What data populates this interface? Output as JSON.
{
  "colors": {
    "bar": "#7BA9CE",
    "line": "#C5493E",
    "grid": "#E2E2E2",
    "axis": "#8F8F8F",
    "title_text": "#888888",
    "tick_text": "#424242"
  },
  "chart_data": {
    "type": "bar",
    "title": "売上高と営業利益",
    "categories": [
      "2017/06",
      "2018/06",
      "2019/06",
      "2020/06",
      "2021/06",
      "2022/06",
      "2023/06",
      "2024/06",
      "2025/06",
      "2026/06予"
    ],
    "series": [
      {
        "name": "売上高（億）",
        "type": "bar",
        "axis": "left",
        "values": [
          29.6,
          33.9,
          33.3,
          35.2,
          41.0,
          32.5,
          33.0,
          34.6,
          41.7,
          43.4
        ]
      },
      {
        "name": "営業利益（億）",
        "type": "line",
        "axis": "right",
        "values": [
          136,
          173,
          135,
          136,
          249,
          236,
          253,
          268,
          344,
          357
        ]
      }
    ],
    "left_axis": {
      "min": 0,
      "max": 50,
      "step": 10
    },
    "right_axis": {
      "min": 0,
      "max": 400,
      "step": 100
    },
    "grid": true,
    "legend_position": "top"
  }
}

- - - - -

Exactly as they are written, print the entries again.

What data populates this interface? Output as JSON.
{
  "colors": {
    "bar": "#7BA9CE",
    "line": "#C5493E",
    "grid": "#E2E2E2",
    "axis": "#8F8F8F",
    "title_text": "#888888",
    "tick_text": "#424242"
  },
  "chart_data": {
    "type": "bar",
    "title": "売上高と営業利益",
    "categories": [
      "2017/06",
      "2018/06",
      "2019/06",
      "2020/06",
      "2021/06",
      "2022/06",
      "2023/06",
      "2024/06",
      "2025/06",
      "2026/06予"
    ],
    "series": [
      {
        "name": "売上高（億）",
        "type": "bar",
        "axis": "left",
        "values": [
          29.6,
          33.9,
          33.3,
          35.2,
          41.0,
          32.5,
          33.0,
          34.6,
          41.7,
          43.4
        ]
      },
      {
        "name": "営業利益（億）",
        "type": "line",
        "axis": "right",
        "values": [
          136,
          173,
          135,
          136,
          249,
          236,
          253,
          268,
          344,
          357
        ]
      }
    ],
    "left_axis": {
      "min": 0,
      "max": 50,
      "step": 10
    },
    "right_axis": {
      "min": 0,
      "max": 400,
      "step": 100
    },
    "grid": true,
    "legend_position": "top"
  }
}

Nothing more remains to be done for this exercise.